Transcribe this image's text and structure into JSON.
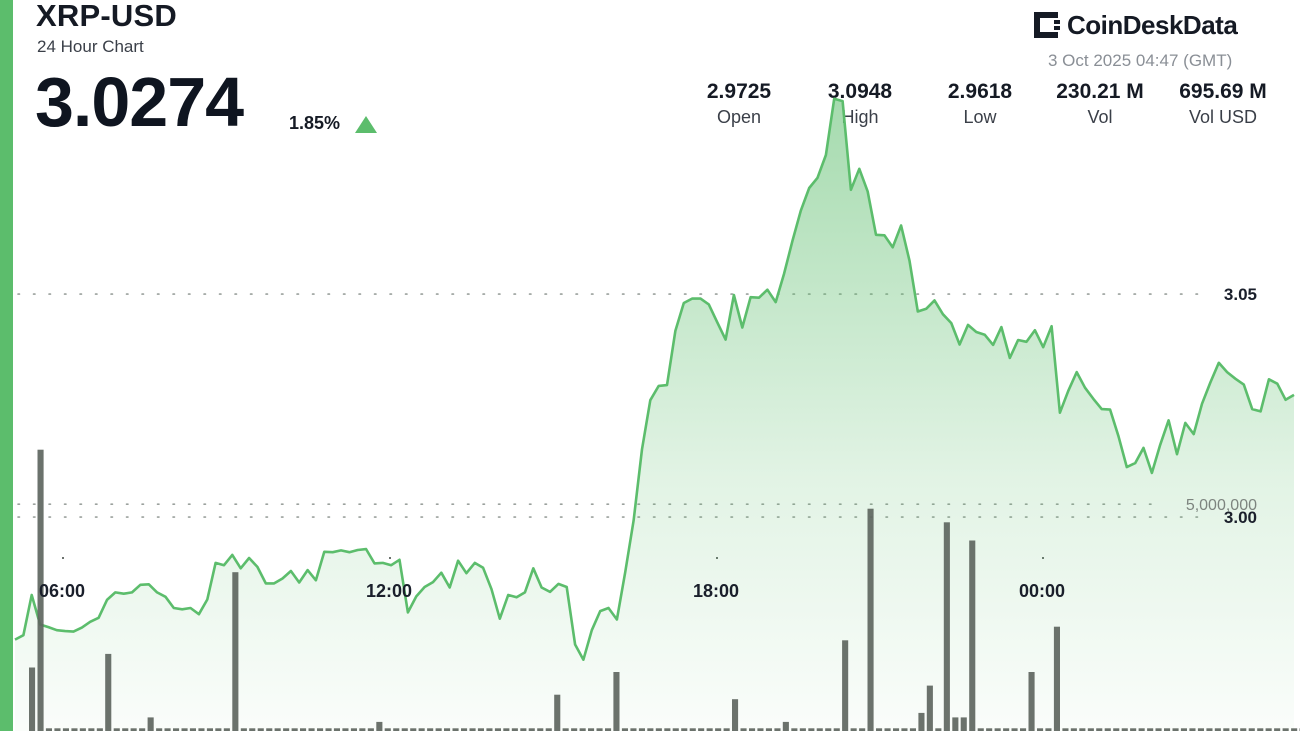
{
  "header": {
    "pair": "XRP-USD",
    "subtitle": "24 Hour Chart",
    "price": "3.0274",
    "change": "1.85%",
    "change_direction_icon": "triangle-up-icon"
  },
  "brand": {
    "name": "CoinDeskData",
    "logo_icon": "coindesk-logo-icon",
    "timestamp": "3 Oct 2025 04:47 (GMT)"
  },
  "stats": [
    {
      "value": "2.9725",
      "label": "Open"
    },
    {
      "value": "3.0948",
      "label": "High"
    },
    {
      "value": "2.9618",
      "label": "Low"
    },
    {
      "value": "230.21 M",
      "label": "Vol"
    },
    {
      "value": "695.69 M",
      "label": "Vol USD"
    }
  ],
  "colors": {
    "accent": "#5cbd6c",
    "line": "#5cbd6c",
    "volume_bar": "#5e6660"
  },
  "chart_data": {
    "type": "area",
    "x_tick_labels": [
      "06:00",
      "12:00",
      "18:00",
      "00:00"
    ],
    "y_tick_labels": [
      "3.05",
      "3.00"
    ],
    "volume_tick_label": "5,000,000",
    "ylim": [
      2.952,
      3.107
    ],
    "volume_ylim": [
      0,
      9500000
    ],
    "grid": true,
    "price": [
      2.9725,
      2.9735,
      2.9825,
      2.9759,
      2.9753,
      2.9746,
      2.9744,
      2.9743,
      2.9752,
      2.9765,
      2.9774,
      2.9814,
      2.9831,
      2.9828,
      2.9831,
      2.9848,
      2.9849,
      2.9831,
      2.9821,
      2.9796,
      2.9793,
      2.9796,
      2.9782,
      2.9815,
      2.9897,
      2.9892,
      2.9915,
      2.9885,
      2.9908,
      2.9888,
      2.9851,
      2.9851,
      2.9862,
      2.9879,
      2.9853,
      2.9881,
      2.9858,
      2.9922,
      2.9921,
      2.9925,
      2.9921,
      2.9926,
      2.9928,
      2.9896,
      2.9897,
      2.9892,
      2.9904,
      2.9786,
      2.9822,
      2.9843,
      2.9854,
      2.9875,
      2.9842,
      2.9902,
      2.9874,
      2.9897,
      2.9886,
      2.9838,
      2.9772,
      2.9825,
      2.982,
      2.9831,
      2.9885,
      2.9842,
      2.9832,
      2.985,
      2.9843,
      2.9714,
      2.968,
      2.9746,
      2.9789,
      2.9796,
      2.977,
      2.9876,
      2.9992,
      3.0152,
      3.0262,
      3.0294,
      3.0296,
      3.0418,
      3.048,
      3.049,
      3.049,
      3.0477,
      3.0437,
      3.0398,
      3.0498,
      3.0425,
      3.0493,
      3.0492,
      3.051,
      3.0482,
      3.0546,
      3.0619,
      3.0687,
      3.0738,
      3.0761,
      3.0812,
      3.0938,
      3.0933,
      3.0734,
      3.0781,
      3.073,
      3.0633,
      3.0632,
      3.0605,
      3.0654,
      3.0575,
      3.0461,
      3.0467,
      3.0486,
      3.0455,
      3.0435,
      3.0387,
      3.0431,
      3.0415,
      3.0409,
      3.0386,
      3.0426,
      3.0357,
      3.0397,
      3.0393,
      3.0419,
      3.0381,
      3.0428,
      3.0234,
      3.0283,
      3.0325,
      3.029,
      3.0265,
      3.0242,
      3.0241,
      3.0181,
      3.0112,
      3.0121,
      3.0155,
      3.0099,
      3.0162,
      3.0217,
      3.0141,
      3.0211,
      3.0186,
      3.0254,
      3.0302,
      3.0346,
      3.0325,
      3.031,
      3.0297,
      3.0242,
      3.0237,
      3.0309,
      3.0299,
      3.0263,
      3.0274
    ],
    "volume": [
      1400000,
      6200000,
      0,
      0,
      0,
      0,
      0,
      0,
      0,
      1700000,
      0,
      0,
      0,
      0,
      300000,
      0,
      0,
      0,
      0,
      0,
      0,
      0,
      0,
      0,
      3500000,
      0,
      0,
      0,
      0,
      0,
      0,
      0,
      0,
      0,
      0,
      0,
      0,
      0,
      0,
      0,
      0,
      200000,
      0,
      0,
      0,
      0,
      0,
      0,
      0,
      0,
      0,
      0,
      0,
      0,
      0,
      0,
      0,
      0,
      0,
      0,
      0,
      0,
      800000,
      0,
      0,
      0,
      0,
      0,
      0,
      1300000,
      0,
      0,
      0,
      0,
      0,
      0,
      0,
      0,
      0,
      0,
      0,
      0,
      0,
      700000,
      0,
      0,
      0,
      0,
      0,
      200000,
      0,
      0,
      0,
      0,
      0,
      0,
      2000000,
      0,
      0,
      4900000,
      0,
      0,
      0,
      0,
      0,
      400000,
      1000000,
      0,
      4600000,
      300000,
      300000,
      4200000,
      0,
      0,
      0,
      0,
      0,
      0,
      1300000,
      0,
      0,
      2300000,
      0,
      0,
      0,
      0,
      0,
      0,
      0,
      0,
      0,
      0,
      0,
      0,
      0,
      0,
      0,
      0,
      0,
      0,
      0,
      0,
      0,
      0,
      0,
      0,
      0,
      0,
      0,
      0,
      0
    ]
  }
}
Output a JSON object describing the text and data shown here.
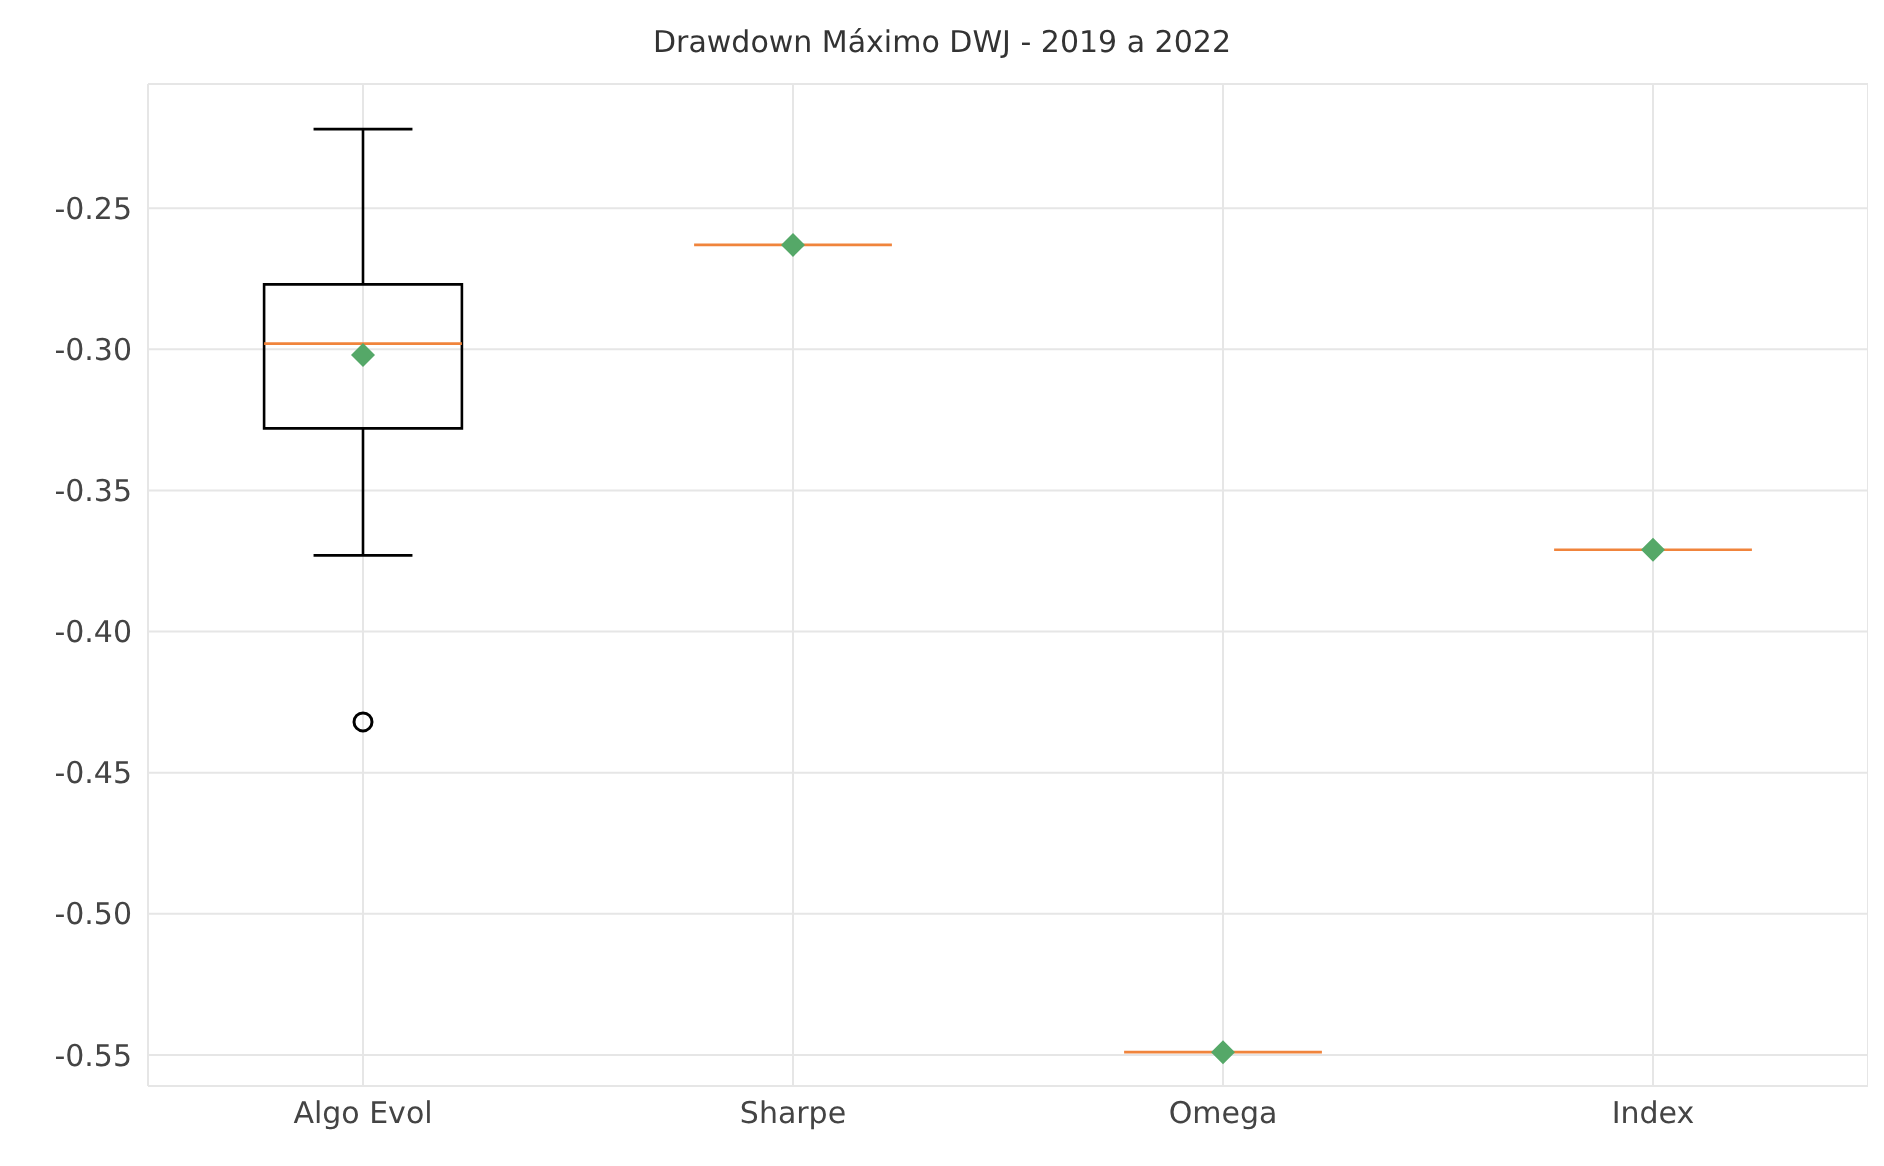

● **What you need to do**:
Omit all pictures while transcribing the entries verbatim.

● **Output for this task**:
Transcribe this image's text and structure into JSON.
{
  "header": {
    "pair": "XRP-USD",
    "subtitle": "24 Hour Chart",
    "price": "3.0274",
    "change": "1.85%",
    "change_direction_icon": "triangle-up-icon"
  },
  "brand": {
    "name": "CoinDeskData",
    "logo_icon": "coindesk-logo-icon",
    "timestamp": "3 Oct 2025 04:47 (GMT)"
  },
  "stats": [
    {
      "value": "2.9725",
      "label": "Open"
    },
    {
      "value": "3.0948",
      "label": "High"
    },
    {
      "value": "2.9618",
      "label": "Low"
    },
    {
      "value": "230.21 M",
      "label": "Vol"
    },
    {
      "value": "695.69 M",
      "label": "Vol USD"
    }
  ],
  "colors": {
    "accent": "#5cbd6c",
    "line": "#5cbd6c",
    "volume_bar": "#5e6660"
  },
  "chart_data": {
    "type": "area",
    "x_tick_labels": [
      "06:00",
      "12:00",
      "18:00",
      "00:00"
    ],
    "y_tick_labels": [
      "3.05",
      "3.00"
    ],
    "volume_tick_label": "5,000,000",
    "ylim": [
      2.952,
      3.107
    ],
    "volume_ylim": [
      0,
      9500000
    ],
    "grid": true,
    "price": [
      2.9725,
      2.9735,
      2.9825,
      2.9759,
      2.9753,
      2.9746,
      2.9744,
      2.9743,
      2.9752,
      2.9765,
      2.9774,
      2.9814,
      2.9831,
      2.9828,
      2.9831,
      2.9848,
      2.9849,
      2.9831,
      2.9821,
      2.9796,
      2.9793,
      2.9796,
      2.9782,
      2.9815,
      2.9897,
      2.9892,
      2.9915,
      2.9885,
      2.9908,
      2.9888,
      2.9851,
      2.9851,
      2.9862,
      2.9879,
      2.9853,
      2.9881,
      2.9858,
      2.9922,
      2.9921,
      2.9925,
      2.9921,
      2.9926,
      2.9928,
      2.9896,
      2.9897,
      2.9892,
      2.9904,
      2.9786,
      2.9822,
      2.9843,
      2.9854,
      2.9875,
      2.9842,
      2.9902,
      2.9874,
      2.9897,
      2.9886,
      2.9838,
      2.9772,
      2.9825,
      2.982,
      2.9831,
      2.9885,
      2.9842,
      2.9832,
      2.985,
      2.9843,
      2.9714,
      2.968,
      2.9746,
      2.9789,
      2.9796,
      2.977,
      2.9876,
      2.9992,
      3.0152,
      3.0262,
      3.0294,
      3.0296,
      3.0418,
      3.048,
      3.049,
      3.049,
      3.0477,
      3.0437,
      3.0398,
      3.0498,
      3.0425,
      3.0493,
      3.0492,
      3.051,
      3.0482,
      3.0546,
      3.0619,
      3.0687,
      3.0738,
      3.0761,
      3.0812,
      3.0938,
      3.0933,
      3.0734,
      3.0781,
      3.073,
      3.0633,
      3.0632,
      3.0605,
      3.0654,
      3.0575,
      3.0461,
      3.0467,
      3.0486,
      3.0455,
      3.0435,
      3.0387,
      3.0431,
      3.0415,
      3.0409,
      3.0386,
      3.0426,
      3.0357,
      3.0397,
      3.0393,
      3.0419,
      3.0381,
      3.0428,
      3.0234,
      3.0283,
      3.0325,
      3.029,
      3.0265,
      3.0242,
      3.0241,
      3.0181,
      3.0112,
      3.0121,
      3.0155,
      3.0099,
      3.0162,
      3.0217,
      3.0141,
      3.0211,
      3.0186,
      3.0254,
      3.0302,
      3.0346,
      3.0325,
      3.031,
      3.0297,
      3.0242,
      3.0237,
      3.0309,
      3.0299,
      3.0263,
      3.0274
    ],
    "volume": [
      1400000,
      6200000,
      0,
      0,
      0,
      0,
      0,
      0,
      0,
      1700000,
      0,
      0,
      0,
      0,
      300000,
      0,
      0,
      0,
      0,
      0,
      0,
      0,
      0,
      0,
      3500000,
      0,
      0,
      0,
      0,
      0,
      0,
      0,
      0,
      0,
      0,
      0,
      0,
      0,
      0,
      0,
      0,
      200000,
      0,
      0,
      0,
      0,
      0,
      0,
      0,
      0,
      0,
      0,
      0,
      0,
      0,
      0,
      0,
      0,
      0,
      0,
      0,
      0,
      800000,
      0,
      0,
      0,
      0,
      0,
      0,
      1300000,
      0,
      0,
      0,
      0,
      0,
      0,
      0,
      0,
      0,
      0,
      0,
      0,
      0,
      700000,
      0,
      0,
      0,
      0,
      0,
      200000,
      0,
      0,
      0,
      0,
      0,
      0,
      2000000,
      0,
      0,
      4900000,
      0,
      0,
      0,
      0,
      0,
      400000,
      1000000,
      0,
      4600000,
      300000,
      300000,
      4200000,
      0,
      0,
      0,
      0,
      0,
      0,
      1300000,
      0,
      0,
      2300000,
      0,
      0,
      0,
      0,
      0,
      0,
      0,
      0,
      0,
      0,
      0,
      0,
      0,
      0,
      0,
      0,
      0,
      0,
      0,
      0,
      0,
      0,
      0,
      0,
      0,
      0,
      0,
      0,
      0
    ]
  }
}
Output a JSON object describing the text and data shown here.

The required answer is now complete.